▶ [Directions] Omit the pictures from the entries below and retype everything else exactly.
[start]
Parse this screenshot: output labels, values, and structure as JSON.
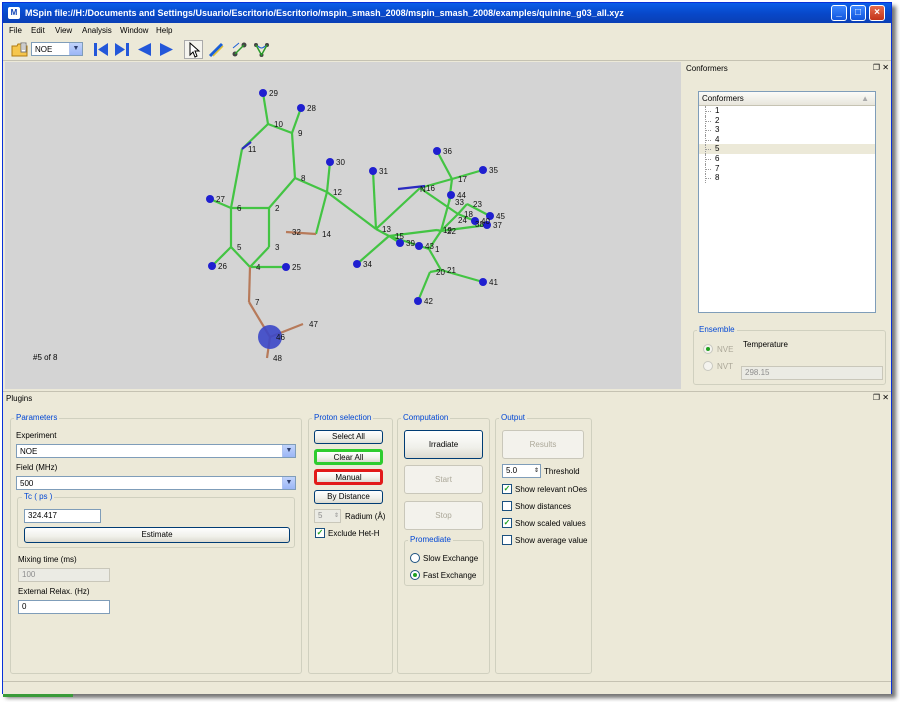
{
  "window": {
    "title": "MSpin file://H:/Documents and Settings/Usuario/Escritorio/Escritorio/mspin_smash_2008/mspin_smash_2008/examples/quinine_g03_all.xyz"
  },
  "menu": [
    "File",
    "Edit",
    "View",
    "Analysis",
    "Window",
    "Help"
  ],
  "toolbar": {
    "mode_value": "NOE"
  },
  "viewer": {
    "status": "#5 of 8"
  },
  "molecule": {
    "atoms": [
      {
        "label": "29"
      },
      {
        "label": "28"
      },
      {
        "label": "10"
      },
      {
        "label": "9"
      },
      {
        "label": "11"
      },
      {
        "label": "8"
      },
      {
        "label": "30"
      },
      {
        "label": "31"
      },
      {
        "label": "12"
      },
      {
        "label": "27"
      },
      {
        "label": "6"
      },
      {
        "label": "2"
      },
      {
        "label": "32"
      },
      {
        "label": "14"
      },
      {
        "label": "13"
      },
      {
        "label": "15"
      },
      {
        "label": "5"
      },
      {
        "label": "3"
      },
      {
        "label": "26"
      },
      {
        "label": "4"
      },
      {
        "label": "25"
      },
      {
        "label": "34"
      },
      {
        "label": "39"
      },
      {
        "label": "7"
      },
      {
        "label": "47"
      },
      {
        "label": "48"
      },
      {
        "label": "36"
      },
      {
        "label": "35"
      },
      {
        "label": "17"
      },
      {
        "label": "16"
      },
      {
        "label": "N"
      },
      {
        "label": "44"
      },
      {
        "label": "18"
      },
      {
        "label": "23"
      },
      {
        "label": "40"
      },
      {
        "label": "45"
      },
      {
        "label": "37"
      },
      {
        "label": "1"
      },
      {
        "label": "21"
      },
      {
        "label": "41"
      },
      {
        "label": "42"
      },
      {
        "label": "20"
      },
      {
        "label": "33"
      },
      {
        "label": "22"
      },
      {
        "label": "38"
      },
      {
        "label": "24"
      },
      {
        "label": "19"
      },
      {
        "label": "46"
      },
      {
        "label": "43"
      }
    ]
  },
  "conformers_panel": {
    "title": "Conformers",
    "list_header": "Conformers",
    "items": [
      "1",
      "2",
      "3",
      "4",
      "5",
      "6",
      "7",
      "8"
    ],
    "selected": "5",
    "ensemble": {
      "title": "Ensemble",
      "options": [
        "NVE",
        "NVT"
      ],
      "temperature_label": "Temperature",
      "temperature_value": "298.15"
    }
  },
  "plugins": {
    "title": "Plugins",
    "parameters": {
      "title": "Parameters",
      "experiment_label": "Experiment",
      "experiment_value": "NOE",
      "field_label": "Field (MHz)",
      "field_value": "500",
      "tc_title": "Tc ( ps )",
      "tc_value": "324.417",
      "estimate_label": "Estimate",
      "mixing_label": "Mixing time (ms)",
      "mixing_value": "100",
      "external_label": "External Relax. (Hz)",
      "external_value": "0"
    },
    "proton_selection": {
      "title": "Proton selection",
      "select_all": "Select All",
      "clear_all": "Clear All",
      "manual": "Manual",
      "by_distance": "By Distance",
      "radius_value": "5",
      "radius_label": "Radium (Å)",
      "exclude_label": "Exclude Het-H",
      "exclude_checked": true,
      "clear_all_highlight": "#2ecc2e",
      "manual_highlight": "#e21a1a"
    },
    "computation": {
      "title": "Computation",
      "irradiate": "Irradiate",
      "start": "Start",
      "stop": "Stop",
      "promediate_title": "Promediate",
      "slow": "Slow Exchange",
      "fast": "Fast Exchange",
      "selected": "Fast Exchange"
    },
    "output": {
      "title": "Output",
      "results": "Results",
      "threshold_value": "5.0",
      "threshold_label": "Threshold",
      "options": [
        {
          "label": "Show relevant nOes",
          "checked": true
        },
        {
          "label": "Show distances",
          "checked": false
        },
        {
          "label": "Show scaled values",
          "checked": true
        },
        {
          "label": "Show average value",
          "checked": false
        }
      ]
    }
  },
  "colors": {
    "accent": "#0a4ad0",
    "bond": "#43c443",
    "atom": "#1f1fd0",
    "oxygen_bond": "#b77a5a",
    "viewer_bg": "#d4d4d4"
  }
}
[end]
▶ [Correct result]
Parse this screenshot: output labels, values, and structure as JSON.
{
  "window": {
    "title": "MSpin file://H:/Documents and Settings/Usuario/Escritorio/Escritorio/mspin_smash_2008/mspin_smash_2008/examples/quinine_g03_all.xyz"
  },
  "menu": [
    "File",
    "Edit",
    "View",
    "Analysis",
    "Window",
    "Help"
  ],
  "toolbar": {
    "mode_value": "NOE"
  },
  "viewer": {
    "status": "#5 of 8"
  },
  "molecule": {
    "atoms": [
      {
        "label": "29"
      },
      {
        "label": "28"
      },
      {
        "label": "10"
      },
      {
        "label": "9"
      },
      {
        "label": "11"
      },
      {
        "label": "8"
      },
      {
        "label": "30"
      },
      {
        "label": "31"
      },
      {
        "label": "12"
      },
      {
        "label": "27"
      },
      {
        "label": "6"
      },
      {
        "label": "2"
      },
      {
        "label": "32"
      },
      {
        "label": "14"
      },
      {
        "label": "13"
      },
      {
        "label": "15"
      },
      {
        "label": "5"
      },
      {
        "label": "3"
      },
      {
        "label": "26"
      },
      {
        "label": "4"
      },
      {
        "label": "25"
      },
      {
        "label": "34"
      },
      {
        "label": "39"
      },
      {
        "label": "7"
      },
      {
        "label": "47"
      },
      {
        "label": "48"
      },
      {
        "label": "36"
      },
      {
        "label": "35"
      },
      {
        "label": "17"
      },
      {
        "label": "16"
      },
      {
        "label": "N"
      },
      {
        "label": "44"
      },
      {
        "label": "18"
      },
      {
        "label": "23"
      },
      {
        "label": "40"
      },
      {
        "label": "45"
      },
      {
        "label": "37"
      },
      {
        "label": "1"
      },
      {
        "label": "21"
      },
      {
        "label": "41"
      },
      {
        "label": "42"
      },
      {
        "label": "20"
      },
      {
        "label": "33"
      },
      {
        "label": "22"
      },
      {
        "label": "38"
      },
      {
        "label": "24"
      },
      {
        "label": "19"
      },
      {
        "label": "46"
      },
      {
        "label": "43"
      }
    ]
  },
  "conformers_panel": {
    "title": "Conformers",
    "list_header": "Conformers",
    "items": [
      "1",
      "2",
      "3",
      "4",
      "5",
      "6",
      "7",
      "8"
    ],
    "selected": "5",
    "ensemble": {
      "title": "Ensemble",
      "options": [
        "NVE",
        "NVT"
      ],
      "temperature_label": "Temperature",
      "temperature_value": "298.15"
    }
  },
  "plugins": {
    "title": "Plugins",
    "parameters": {
      "title": "Parameters",
      "experiment_label": "Experiment",
      "experiment_value": "NOE",
      "field_label": "Field (MHz)",
      "field_value": "500",
      "tc_title": "Tc ( ps )",
      "tc_value": "324.417",
      "estimate_label": "Estimate",
      "mixing_label": "Mixing time (ms)",
      "mixing_value": "100",
      "external_label": "External Relax. (Hz)",
      "external_value": "0"
    },
    "proton_selection": {
      "title": "Proton selection",
      "select_all": "Select All",
      "clear_all": "Clear All",
      "manual": "Manual",
      "by_distance": "By Distance",
      "radius_value": "5",
      "radius_label": "Radium (Å)",
      "exclude_label": "Exclude Het-H",
      "exclude_checked": true,
      "clear_all_highlight": "#2ecc2e",
      "manual_highlight": "#e21a1a"
    },
    "computation": {
      "title": "Computation",
      "irradiate": "Irradiate",
      "start": "Start",
      "stop": "Stop",
      "promediate_title": "Promediate",
      "slow": "Slow Exchange",
      "fast": "Fast Exchange",
      "selected": "Fast Exchange"
    },
    "output": {
      "title": "Output",
      "results": "Results",
      "threshold_value": "5.0",
      "threshold_label": "Threshold",
      "options": [
        {
          "label": "Show relevant nOes",
          "checked": true
        },
        {
          "label": "Show distances",
          "checked": false
        },
        {
          "label": "Show scaled values",
          "checked": true
        },
        {
          "label": "Show average value",
          "checked": false
        }
      ]
    }
  },
  "colors": {
    "accent": "#0a4ad0",
    "bond": "#43c443",
    "atom": "#1f1fd0",
    "oxygen_bond": "#b77a5a",
    "viewer_bg": "#d4d4d4"
  }
}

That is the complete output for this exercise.